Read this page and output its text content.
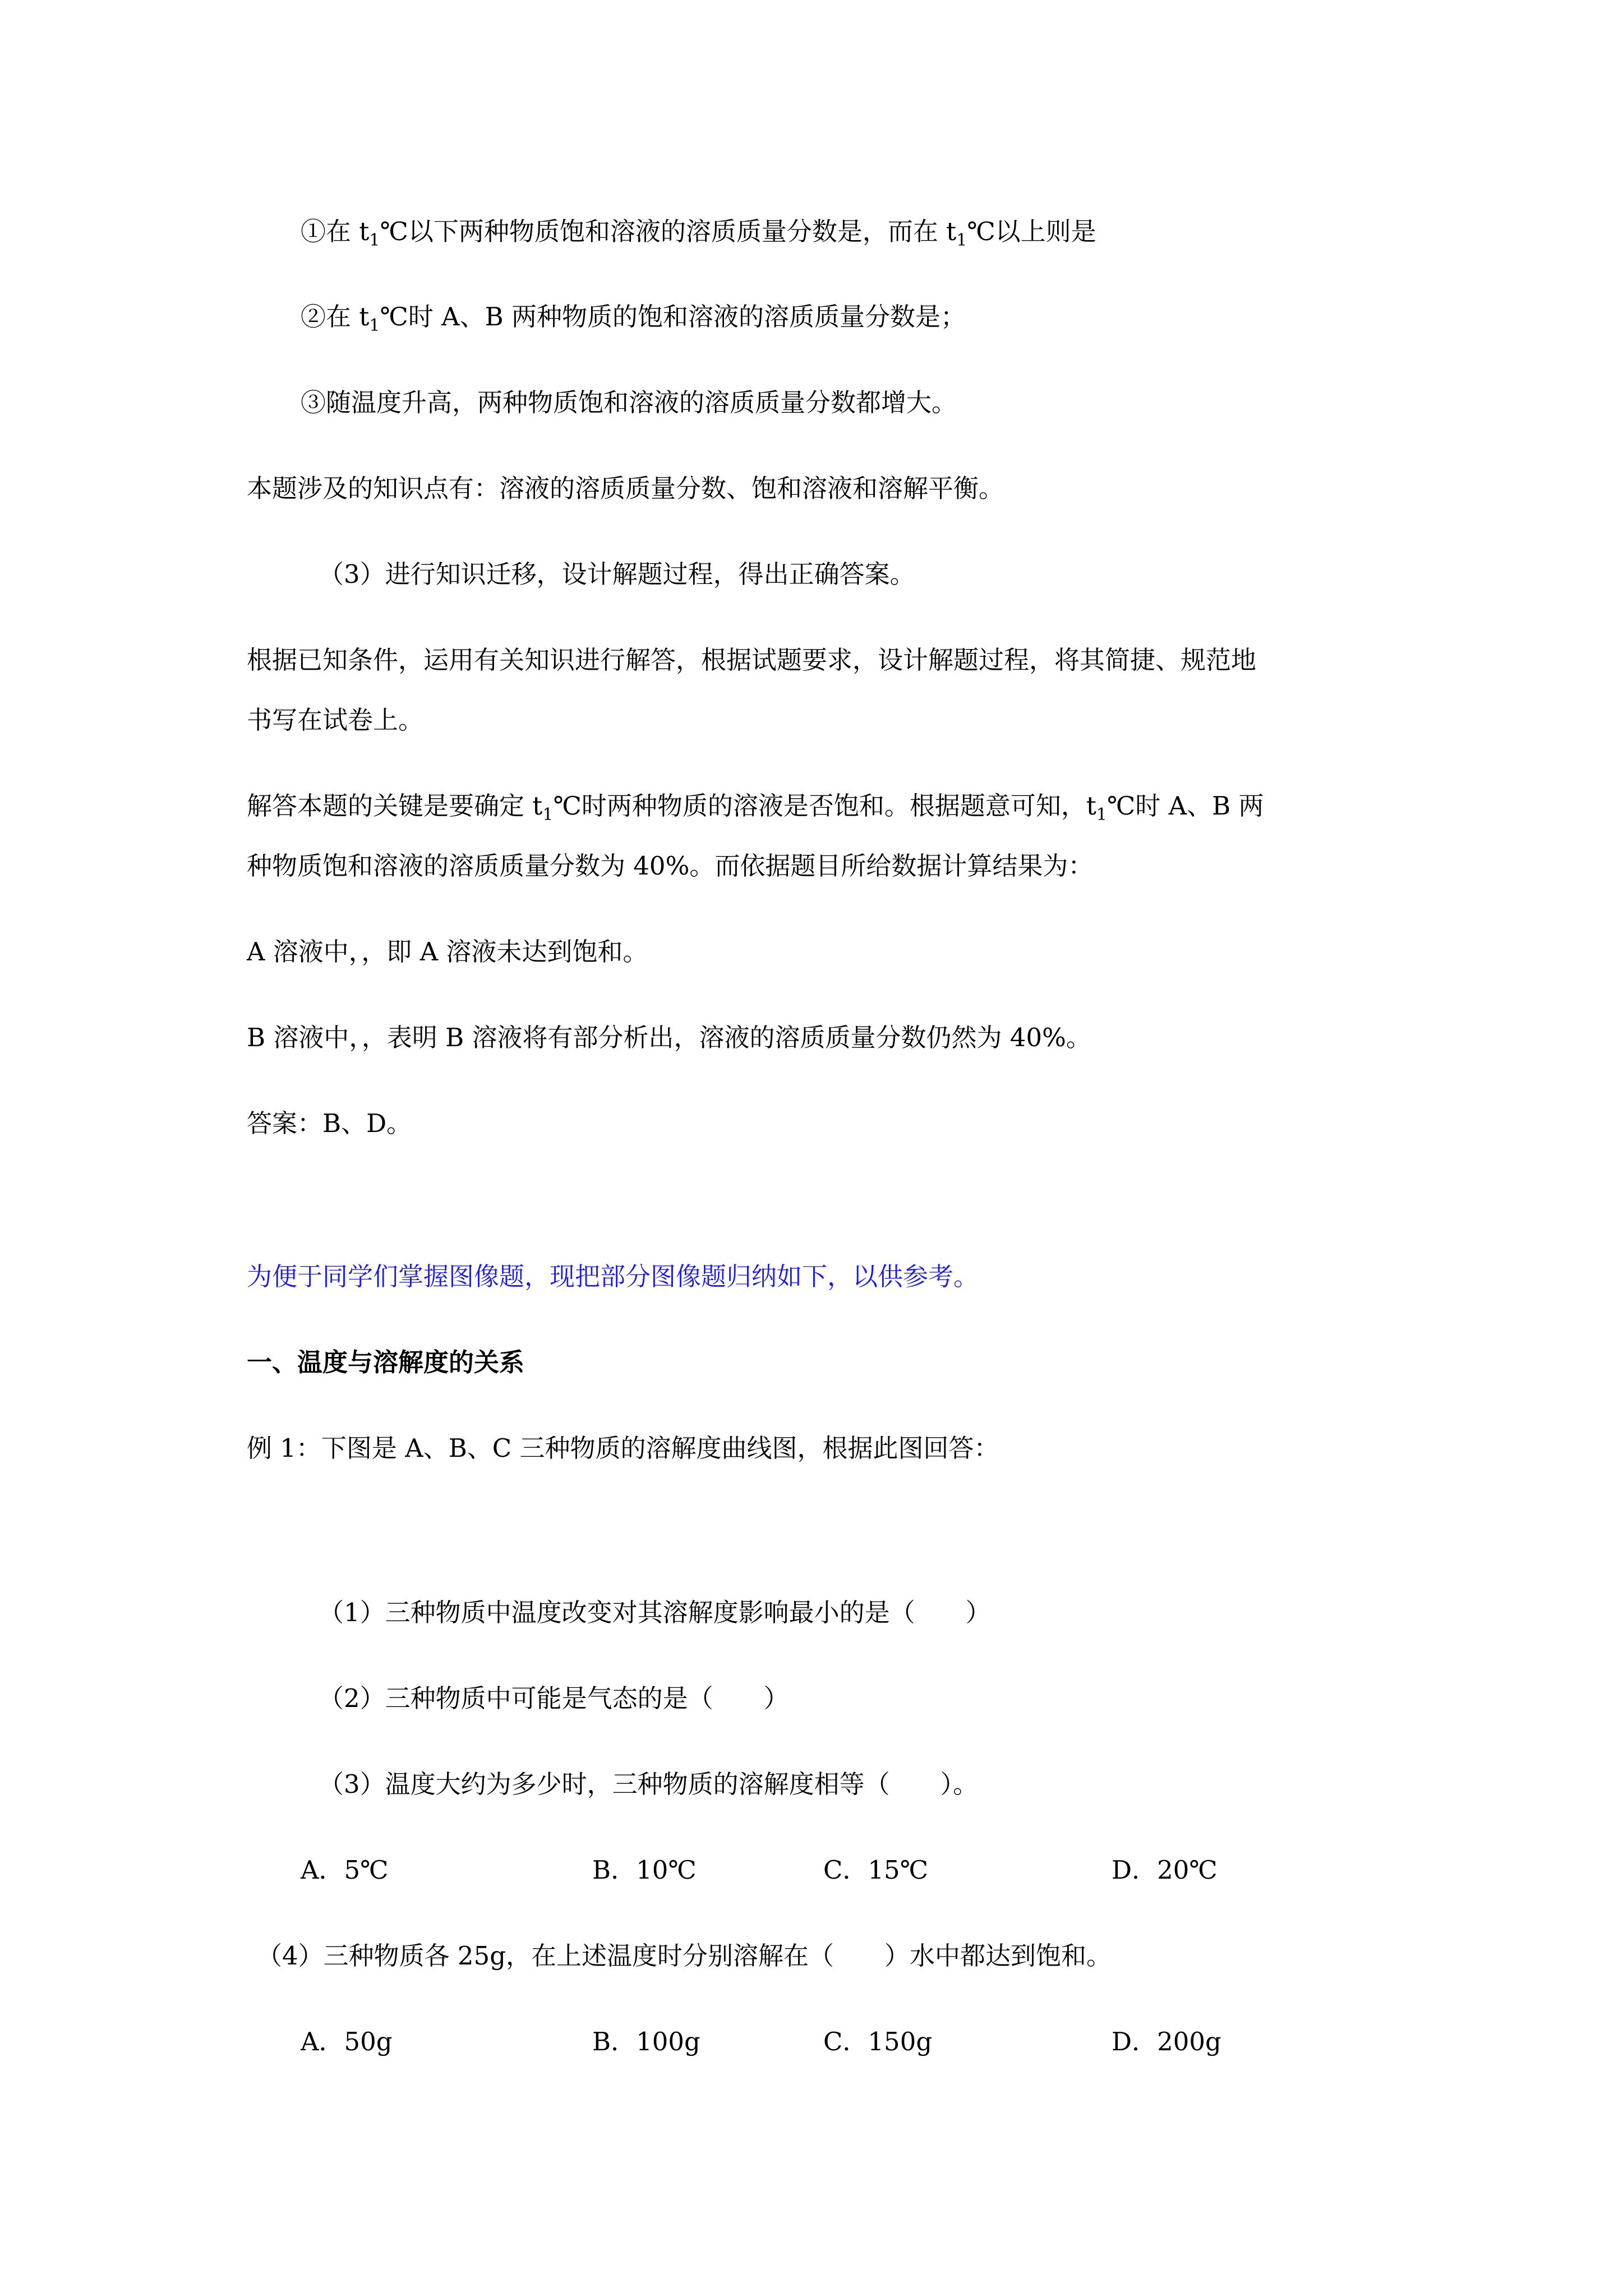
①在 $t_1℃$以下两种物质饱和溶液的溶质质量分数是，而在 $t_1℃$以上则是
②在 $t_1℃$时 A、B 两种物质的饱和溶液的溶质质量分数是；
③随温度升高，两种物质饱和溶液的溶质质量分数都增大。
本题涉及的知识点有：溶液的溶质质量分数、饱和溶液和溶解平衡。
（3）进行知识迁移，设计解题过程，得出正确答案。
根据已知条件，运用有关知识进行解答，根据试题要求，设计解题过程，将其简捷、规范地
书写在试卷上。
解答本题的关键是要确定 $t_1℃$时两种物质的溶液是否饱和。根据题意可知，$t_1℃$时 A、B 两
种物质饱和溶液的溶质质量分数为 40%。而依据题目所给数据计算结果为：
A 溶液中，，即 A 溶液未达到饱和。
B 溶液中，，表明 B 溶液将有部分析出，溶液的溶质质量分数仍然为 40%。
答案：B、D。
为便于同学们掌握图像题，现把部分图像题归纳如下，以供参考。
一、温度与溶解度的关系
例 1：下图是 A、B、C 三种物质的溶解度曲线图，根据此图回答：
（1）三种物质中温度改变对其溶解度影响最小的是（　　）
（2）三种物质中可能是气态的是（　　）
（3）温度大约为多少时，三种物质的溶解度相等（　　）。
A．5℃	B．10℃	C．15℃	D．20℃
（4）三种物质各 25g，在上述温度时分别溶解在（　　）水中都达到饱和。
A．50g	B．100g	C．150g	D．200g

────

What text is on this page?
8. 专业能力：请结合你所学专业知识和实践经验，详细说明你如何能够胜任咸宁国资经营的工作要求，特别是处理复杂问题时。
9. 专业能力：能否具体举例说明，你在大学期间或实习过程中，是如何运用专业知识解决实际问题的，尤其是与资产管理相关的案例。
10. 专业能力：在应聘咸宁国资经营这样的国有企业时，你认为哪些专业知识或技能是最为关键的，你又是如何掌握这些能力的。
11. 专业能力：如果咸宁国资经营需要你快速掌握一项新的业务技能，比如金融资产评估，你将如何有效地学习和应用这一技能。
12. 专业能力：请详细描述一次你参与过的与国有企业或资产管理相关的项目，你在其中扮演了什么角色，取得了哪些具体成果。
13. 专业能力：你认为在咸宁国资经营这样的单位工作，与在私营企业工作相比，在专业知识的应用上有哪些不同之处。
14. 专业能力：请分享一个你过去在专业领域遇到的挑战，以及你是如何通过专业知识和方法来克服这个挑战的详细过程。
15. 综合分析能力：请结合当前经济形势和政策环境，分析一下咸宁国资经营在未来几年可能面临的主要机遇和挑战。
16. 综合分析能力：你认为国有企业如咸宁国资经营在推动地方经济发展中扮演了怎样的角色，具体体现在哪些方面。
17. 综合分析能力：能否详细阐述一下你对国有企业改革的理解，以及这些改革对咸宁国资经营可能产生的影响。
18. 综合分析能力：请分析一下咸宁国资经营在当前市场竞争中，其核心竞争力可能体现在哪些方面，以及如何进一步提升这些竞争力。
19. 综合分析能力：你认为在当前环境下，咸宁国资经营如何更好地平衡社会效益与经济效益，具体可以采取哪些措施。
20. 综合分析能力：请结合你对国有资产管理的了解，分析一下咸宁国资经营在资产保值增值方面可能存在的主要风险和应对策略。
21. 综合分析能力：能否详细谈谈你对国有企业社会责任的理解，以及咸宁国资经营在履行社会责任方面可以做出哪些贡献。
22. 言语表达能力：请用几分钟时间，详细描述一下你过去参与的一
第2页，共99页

────

The task
Return nothing except the number of lines that include the string "专业能力".

Complete output
7